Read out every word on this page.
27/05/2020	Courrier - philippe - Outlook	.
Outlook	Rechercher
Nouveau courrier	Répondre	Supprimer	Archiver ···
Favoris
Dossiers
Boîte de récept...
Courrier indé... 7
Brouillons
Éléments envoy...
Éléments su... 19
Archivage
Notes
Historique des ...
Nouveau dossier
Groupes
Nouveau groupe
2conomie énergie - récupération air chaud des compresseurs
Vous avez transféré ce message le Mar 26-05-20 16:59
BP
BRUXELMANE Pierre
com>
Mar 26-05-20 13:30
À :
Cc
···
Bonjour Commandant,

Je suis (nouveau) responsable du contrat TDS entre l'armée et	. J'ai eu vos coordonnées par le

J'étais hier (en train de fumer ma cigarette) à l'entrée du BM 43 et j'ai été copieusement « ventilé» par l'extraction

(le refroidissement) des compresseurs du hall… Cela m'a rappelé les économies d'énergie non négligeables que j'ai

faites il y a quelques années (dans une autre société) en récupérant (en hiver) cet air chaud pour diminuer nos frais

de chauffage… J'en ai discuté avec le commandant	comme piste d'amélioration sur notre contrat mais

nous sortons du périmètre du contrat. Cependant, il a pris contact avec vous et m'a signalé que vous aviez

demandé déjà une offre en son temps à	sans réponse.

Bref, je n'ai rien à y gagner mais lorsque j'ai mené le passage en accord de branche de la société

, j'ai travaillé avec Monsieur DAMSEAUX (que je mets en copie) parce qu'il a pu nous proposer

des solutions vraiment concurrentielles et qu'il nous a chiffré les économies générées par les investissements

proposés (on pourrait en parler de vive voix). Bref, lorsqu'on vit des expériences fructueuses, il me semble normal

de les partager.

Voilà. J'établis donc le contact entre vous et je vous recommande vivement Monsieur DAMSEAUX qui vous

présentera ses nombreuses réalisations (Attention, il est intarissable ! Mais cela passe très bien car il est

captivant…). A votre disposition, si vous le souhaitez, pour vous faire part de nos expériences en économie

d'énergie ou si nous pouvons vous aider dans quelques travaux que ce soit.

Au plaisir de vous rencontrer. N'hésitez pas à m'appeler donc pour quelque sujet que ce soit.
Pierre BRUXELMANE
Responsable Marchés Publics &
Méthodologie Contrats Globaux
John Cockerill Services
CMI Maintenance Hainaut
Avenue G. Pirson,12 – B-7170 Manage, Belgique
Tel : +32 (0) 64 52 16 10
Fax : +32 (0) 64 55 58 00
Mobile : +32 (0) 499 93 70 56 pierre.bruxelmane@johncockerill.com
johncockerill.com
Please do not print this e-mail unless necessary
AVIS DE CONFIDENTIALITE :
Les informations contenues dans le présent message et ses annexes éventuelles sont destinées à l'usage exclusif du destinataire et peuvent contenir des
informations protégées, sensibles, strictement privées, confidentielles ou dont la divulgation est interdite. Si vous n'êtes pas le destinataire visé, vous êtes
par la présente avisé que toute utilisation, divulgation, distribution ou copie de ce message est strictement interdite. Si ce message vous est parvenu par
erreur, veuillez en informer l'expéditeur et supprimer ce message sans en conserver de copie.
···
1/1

━━━━━━━━━━━━━━━━━━━━

▸ Task to carry out:
Make an exact copy of the material above.

▸ Task answer:
Read out every word on this page.
27/05/2020	Courrier - philippe - Outlook	.
Outlook	Rechercher
Nouveau courrier	Répondre	Supprimer	Archiver ···
Favoris
Dossiers
Boîte de récept...
Courrier indé... 7
Brouillons
Éléments envoy...
Éléments su... 19
Archivage
Notes
Historique des ...
Nouveau dossier
Groupes
Nouveau groupe
2conomie énergie - récupération air chaud des compresseurs
Vous avez transféré ce message le Mar 26-05-20 16:59
BP
BRUXELMANE Pierre
com>
Mar 26-05-20 13:30
À :
Cc
···
Bonjour Commandant,

Je suis (nouveau) responsable du contrat TDS entre l'armée et	. J'ai eu vos coordonnées par le

J'étais hier (en train de fumer ma cigarette) à l'entrée du BM 43 et j'ai été copieusement « ventilé» par l'extraction

(le refroidissement) des compresseurs du hall… Cela m'a rappelé les économies d'énergie non négligeables que j'ai

faites il y a quelques années (dans une autre société) en récupérant (en hiver) cet air chaud pour diminuer nos frais

de chauffage… J'en ai discuté avec le commandant	comme piste d'amélioration sur notre contrat mais

nous sortons du périmètre du contrat. Cependant, il a pris contact avec vous et m'a signalé que vous aviez

demandé déjà une offre en son temps à	sans réponse.

Bref, je n'ai rien à y gagner mais lorsque j'ai mené le passage en accord de branche de la société

, j'ai travaillé avec Monsieur DAMSEAUX (que je mets en copie) parce qu'il a pu nous proposer

des solutions vraiment concurrentielles et qu'il nous a chiffré les économies générées par les investissements

proposés (on pourrait en parler de vive voix). Bref, lorsqu'on vit des expériences fructueuses, il me semble normal

de les partager.

Voilà. J'établis donc le contact entre vous et je vous recommande vivement Monsieur DAMSEAUX qui vous

présentera ses nombreuses réalisations (Attention, il est intarissable ! Mais cela passe très bien car il est

captivant…). A votre disposition, si vous le souhaitez, pour vous faire part de nos expériences en économie

d'énergie ou si nous pouvons vous aider dans quelques travaux que ce soit.

Au plaisir de vous rencontrer. N'hésitez pas à m'appeler donc pour quelque sujet que ce soit.
Pierre BRUXELMANE
Responsable Marchés Publics &
Méthodologie Contrats Globaux
John Cockerill Services
CMI Maintenance Hainaut
Avenue G. Pirson,12 – B-7170 Manage, Belgique
Tel : +32 (0) 64 52 16 10
Fax : +32 (0) 64 55 58 00
Mobile : +32 (0) 499 93 70 56 pierre.bruxelmane@johncockerill.com
johncockerill.com
Please do not print this e-mail unless necessary
AVIS DE CONFIDENTIALITE :
Les informations contenues dans le présent message et ses annexes éventuelles sont destinées à l'usage exclusif du destinataire et peuvent contenir des
informations protégées, sensibles, strictement privées, confidentielles ou dont la divulgation est interdite. Si vous n'êtes pas le destinataire visé, vous êtes
par la présente avisé que toute utilisation, divulgation, distribution ou copie de ce message est strictement interdite. Si ce message vous est parvenu par
erreur, veuillez en informer l'expéditeur et supprimer ce message sans en conserver de copie.
···
1/1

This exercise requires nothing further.